→ **EXERCISE AIM**
Output the records. Match them exactly.

[Saved entries]
========================================================================
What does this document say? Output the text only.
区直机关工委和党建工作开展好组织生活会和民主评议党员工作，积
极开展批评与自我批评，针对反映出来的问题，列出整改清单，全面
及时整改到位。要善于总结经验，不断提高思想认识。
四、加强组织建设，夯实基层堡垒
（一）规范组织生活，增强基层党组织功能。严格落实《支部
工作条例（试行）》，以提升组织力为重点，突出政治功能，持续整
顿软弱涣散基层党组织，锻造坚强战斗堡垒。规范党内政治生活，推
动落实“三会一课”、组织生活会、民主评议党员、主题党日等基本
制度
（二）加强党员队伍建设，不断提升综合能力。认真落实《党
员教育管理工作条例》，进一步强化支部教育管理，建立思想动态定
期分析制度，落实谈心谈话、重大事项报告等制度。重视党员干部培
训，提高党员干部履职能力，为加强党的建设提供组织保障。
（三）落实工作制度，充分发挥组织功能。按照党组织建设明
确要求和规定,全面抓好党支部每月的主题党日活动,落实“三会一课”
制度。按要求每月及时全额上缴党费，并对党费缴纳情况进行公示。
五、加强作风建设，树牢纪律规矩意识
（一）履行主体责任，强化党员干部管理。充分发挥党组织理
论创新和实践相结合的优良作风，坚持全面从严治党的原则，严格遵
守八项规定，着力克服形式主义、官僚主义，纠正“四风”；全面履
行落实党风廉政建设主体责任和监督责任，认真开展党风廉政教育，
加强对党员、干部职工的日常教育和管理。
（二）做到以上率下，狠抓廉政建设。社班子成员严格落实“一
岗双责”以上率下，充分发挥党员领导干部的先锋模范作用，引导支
========================================================================
→ **EXERCISE RESPONSE**
What does this document say? Output the text only.
区直机关工委和党建工作开展好组织生活会和民主评议党员工作，积
极开展批评与自我批评，针对反映出来的问题，列出整改清单，全面
及时整改到位。要善于总结经验，不断提高思想认识。
四、加强组织建设，夯实基层堡垒
（一）规范组织生活，增强基层党组织功能。严格落实《支部
工作条例（试行）》，以提升组织力为重点，突出政治功能，持续整
顿软弱涣散基层党组织，锻造坚强战斗堡垒。规范党内政治生活，推
动落实“三会一课”、组织生活会、民主评议党员、主题党日等基本
制度
（二）加强党员队伍建设，不断提升综合能力。认真落实《党
员教育管理工作条例》，进一步强化支部教育管理，建立思想动态定
期分析制度，落实谈心谈话、重大事项报告等制度。重视党员干部培
训，提高党员干部履职能力，为加强党的建设提供组织保障。
（三）落实工作制度，充分发挥组织功能。按照党组织建设明
确要求和规定,全面抓好党支部每月的主题党日活动,落实“三会一课”
制度。按要求每月及时全额上缴党费，并对党费缴纳情况进行公示。
五、加强作风建设，树牢纪律规矩意识
（一）履行主体责任，强化党员干部管理。充分发挥党组织理
论创新和实践相结合的优良作风，坚持全面从严治党的原则，严格遵
守八项规定，着力克服形式主义、官僚主义，纠正“四风”；全面履
行落实党风廉政建设主体责任和监督责任，认真开展党风廉政教育，
加强对党员、干部职工的日常教育和管理。
（二）做到以上率下，狠抓廉政建设。社班子成员严格落实“一
岗双责”以上率下，充分发挥党员领导干部的先锋模范作用，引导支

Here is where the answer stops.